Collected data entries

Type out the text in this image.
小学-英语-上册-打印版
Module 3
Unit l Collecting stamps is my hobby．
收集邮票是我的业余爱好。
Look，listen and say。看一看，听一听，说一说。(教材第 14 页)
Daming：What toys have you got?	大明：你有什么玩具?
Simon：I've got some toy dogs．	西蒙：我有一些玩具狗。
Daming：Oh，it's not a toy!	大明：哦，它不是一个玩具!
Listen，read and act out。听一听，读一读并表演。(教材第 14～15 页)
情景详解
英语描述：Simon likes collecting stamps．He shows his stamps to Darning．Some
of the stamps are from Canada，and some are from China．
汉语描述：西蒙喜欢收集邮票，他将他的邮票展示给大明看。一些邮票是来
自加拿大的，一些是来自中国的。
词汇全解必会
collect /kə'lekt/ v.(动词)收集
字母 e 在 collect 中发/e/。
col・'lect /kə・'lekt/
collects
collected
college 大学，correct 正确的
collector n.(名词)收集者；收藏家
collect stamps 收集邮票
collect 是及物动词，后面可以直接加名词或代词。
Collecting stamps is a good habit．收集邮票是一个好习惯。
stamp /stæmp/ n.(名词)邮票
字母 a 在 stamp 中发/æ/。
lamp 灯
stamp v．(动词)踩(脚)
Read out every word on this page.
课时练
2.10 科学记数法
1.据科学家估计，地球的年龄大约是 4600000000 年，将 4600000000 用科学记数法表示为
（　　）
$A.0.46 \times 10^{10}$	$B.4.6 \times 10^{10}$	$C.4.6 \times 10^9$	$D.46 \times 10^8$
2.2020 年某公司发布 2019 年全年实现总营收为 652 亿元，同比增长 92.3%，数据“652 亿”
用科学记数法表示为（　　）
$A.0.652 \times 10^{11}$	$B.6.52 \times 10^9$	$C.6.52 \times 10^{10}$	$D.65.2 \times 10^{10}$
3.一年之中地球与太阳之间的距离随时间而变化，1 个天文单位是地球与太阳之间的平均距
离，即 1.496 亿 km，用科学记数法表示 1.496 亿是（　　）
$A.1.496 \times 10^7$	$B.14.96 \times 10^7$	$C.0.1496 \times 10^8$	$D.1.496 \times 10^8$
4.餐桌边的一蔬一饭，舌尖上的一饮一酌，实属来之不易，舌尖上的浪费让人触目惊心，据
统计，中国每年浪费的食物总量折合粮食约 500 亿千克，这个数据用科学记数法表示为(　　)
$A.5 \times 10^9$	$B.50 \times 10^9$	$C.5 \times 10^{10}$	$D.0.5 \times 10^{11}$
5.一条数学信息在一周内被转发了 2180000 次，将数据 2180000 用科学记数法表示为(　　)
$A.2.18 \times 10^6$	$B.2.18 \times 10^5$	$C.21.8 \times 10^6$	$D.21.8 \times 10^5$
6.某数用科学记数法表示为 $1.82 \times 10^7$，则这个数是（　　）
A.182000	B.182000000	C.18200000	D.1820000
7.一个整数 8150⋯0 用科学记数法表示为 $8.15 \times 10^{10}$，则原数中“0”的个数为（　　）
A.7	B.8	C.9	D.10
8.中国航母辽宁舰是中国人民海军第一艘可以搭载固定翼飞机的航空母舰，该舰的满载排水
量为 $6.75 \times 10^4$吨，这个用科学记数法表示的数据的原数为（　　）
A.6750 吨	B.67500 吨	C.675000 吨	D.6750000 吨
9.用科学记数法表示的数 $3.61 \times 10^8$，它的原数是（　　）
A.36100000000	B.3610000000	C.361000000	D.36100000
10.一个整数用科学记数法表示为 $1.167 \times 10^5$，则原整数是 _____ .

**The exercise:** Find how many lines in the records contain the string "stamps", then give the number alone.

**Answer in full:** 5